## DATASET RECORDS
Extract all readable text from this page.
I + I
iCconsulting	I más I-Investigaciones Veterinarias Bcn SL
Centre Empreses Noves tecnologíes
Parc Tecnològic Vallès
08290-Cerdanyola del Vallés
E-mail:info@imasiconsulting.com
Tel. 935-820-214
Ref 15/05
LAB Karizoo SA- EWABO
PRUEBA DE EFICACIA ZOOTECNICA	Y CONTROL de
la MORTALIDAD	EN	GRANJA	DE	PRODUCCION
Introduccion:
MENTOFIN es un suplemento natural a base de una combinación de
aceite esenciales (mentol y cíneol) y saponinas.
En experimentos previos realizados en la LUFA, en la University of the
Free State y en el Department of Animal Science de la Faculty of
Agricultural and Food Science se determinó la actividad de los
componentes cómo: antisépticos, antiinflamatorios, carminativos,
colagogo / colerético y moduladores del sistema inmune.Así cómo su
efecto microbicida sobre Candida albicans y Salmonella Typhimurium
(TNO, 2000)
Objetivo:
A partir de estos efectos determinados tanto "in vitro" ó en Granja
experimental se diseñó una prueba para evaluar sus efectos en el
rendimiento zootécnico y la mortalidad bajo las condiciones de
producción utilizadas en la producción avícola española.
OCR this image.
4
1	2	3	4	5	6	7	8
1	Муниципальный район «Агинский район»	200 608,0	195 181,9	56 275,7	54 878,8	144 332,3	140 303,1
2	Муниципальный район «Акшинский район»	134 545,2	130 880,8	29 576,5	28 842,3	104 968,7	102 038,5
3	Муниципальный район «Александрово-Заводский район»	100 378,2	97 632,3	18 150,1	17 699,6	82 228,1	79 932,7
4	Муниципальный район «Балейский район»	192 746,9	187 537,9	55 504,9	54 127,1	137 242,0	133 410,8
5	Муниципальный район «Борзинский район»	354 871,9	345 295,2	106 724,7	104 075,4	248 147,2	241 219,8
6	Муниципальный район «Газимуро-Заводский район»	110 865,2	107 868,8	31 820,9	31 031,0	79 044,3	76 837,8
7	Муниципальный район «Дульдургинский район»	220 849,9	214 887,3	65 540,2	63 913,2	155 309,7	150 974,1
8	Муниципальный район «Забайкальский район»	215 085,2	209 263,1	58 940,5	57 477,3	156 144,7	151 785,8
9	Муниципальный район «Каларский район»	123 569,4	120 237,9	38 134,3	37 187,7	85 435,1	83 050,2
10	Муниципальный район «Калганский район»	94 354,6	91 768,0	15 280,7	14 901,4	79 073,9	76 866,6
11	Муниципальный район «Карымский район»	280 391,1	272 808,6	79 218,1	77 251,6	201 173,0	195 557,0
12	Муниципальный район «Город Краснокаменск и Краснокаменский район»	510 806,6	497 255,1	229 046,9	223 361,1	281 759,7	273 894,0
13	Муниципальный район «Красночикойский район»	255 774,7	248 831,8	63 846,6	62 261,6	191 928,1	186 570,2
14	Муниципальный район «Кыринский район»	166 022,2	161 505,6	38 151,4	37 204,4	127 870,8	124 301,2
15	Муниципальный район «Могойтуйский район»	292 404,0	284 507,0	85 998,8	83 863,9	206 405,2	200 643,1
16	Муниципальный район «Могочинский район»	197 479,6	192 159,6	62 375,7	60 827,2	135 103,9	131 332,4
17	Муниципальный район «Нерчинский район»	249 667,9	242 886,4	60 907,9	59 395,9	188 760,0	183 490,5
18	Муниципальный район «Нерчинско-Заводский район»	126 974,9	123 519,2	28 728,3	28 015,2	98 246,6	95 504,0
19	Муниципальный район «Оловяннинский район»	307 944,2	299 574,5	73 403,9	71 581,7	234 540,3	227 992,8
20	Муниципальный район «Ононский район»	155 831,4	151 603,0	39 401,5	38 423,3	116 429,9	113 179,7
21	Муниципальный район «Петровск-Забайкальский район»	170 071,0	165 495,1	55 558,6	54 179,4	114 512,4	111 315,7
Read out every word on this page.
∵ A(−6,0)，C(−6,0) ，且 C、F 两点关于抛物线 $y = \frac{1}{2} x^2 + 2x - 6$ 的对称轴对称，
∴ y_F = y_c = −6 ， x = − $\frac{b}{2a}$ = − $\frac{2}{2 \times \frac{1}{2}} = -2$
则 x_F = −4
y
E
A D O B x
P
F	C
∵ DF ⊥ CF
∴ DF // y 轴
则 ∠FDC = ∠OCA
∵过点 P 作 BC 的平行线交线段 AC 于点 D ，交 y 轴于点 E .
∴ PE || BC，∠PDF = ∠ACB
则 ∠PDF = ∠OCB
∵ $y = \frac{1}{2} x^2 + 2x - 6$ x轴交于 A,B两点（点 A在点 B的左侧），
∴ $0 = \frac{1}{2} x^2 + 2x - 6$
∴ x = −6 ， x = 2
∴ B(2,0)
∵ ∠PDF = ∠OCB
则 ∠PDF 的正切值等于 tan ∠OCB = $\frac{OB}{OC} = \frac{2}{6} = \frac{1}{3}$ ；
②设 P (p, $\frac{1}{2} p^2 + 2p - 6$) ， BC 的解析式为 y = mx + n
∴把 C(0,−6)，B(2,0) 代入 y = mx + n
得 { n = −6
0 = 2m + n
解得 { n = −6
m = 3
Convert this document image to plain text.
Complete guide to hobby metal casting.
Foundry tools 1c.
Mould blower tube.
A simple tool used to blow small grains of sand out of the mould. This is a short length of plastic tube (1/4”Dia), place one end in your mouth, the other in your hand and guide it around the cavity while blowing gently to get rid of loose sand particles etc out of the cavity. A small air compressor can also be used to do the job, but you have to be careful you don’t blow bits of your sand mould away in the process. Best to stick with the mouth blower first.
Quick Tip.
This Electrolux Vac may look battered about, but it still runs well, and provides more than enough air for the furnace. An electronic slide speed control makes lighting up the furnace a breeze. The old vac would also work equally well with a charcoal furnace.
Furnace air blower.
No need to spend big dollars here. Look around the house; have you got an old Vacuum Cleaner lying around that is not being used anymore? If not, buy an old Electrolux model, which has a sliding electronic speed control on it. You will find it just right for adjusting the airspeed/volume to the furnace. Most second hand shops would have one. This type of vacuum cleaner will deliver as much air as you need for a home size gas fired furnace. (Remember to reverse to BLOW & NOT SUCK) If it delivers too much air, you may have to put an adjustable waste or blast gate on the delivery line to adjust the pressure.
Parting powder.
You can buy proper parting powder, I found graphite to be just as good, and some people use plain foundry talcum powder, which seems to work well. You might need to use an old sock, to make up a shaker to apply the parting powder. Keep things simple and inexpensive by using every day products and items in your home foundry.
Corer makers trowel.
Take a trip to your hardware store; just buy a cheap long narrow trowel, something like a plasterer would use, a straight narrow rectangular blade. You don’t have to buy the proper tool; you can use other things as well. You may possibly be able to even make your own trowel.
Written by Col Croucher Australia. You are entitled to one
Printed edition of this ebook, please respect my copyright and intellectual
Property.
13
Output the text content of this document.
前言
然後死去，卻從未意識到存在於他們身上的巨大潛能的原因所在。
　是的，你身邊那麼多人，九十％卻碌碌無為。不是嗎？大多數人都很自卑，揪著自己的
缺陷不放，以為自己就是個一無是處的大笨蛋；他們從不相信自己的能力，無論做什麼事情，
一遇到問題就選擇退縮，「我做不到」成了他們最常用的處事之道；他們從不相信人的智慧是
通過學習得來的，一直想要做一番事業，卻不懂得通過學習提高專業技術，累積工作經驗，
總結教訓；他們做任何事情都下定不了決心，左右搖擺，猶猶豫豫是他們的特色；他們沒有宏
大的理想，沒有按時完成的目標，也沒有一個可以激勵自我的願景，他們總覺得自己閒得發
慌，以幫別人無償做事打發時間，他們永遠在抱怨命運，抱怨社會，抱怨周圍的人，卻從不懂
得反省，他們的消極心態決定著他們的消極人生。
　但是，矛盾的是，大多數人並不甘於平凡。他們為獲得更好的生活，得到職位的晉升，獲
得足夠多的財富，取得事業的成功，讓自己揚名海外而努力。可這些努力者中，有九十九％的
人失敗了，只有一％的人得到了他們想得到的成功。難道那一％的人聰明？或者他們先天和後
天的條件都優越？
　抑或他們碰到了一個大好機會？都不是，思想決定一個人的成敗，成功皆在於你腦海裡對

## GIVEN PROBLEM
Repeat exactly the lines from the line containing "Output the text content of this document." through the last line of the records above, including both, and nothing else.

## TASK RESULT
Output the text content of this document.
前言
然後死去，卻從未意識到存在於他們身上的巨大潛能的原因所在。
　是的，你身邊那麼多人，九十％卻碌碌無為。不是嗎？大多數人都很自卑，揪著自己的
缺陷不放，以為自己就是個一無是處的大笨蛋；他們從不相信自己的能力，無論做什麼事情，
一遇到問題就選擇退縮，「我做不到」成了他們最常用的處事之道；他們從不相信人的智慧是
通過學習得來的，一直想要做一番事業，卻不懂得通過學習提高專業技術，累積工作經驗，
總結教訓；他們做任何事情都下定不了決心，左右搖擺，猶猶豫豫是他們的特色；他們沒有宏
大的理想，沒有按時完成的目標，也沒有一個可以激勵自我的願景，他們總覺得自己閒得發
慌，以幫別人無償做事打發時間，他們永遠在抱怨命運，抱怨社會，抱怨周圍的人，卻從不懂
得反省，他們的消極心態決定著他們的消極人生。
　但是，矛盾的是，大多數人並不甘於平凡。他們為獲得更好的生活，得到職位的晉升，獲
得足夠多的財富，取得事業的成功，讓自己揚名海外而努力。可這些努力者中，有九十九％的
人失敗了，只有一％的人得到了他們想得到的成功。難道那一％的人聰明？或者他們先天和後
天的條件都優越？
　抑或他們碰到了一個大好機會？都不是，思想決定一個人的成敗，成功皆在於你腦海裡對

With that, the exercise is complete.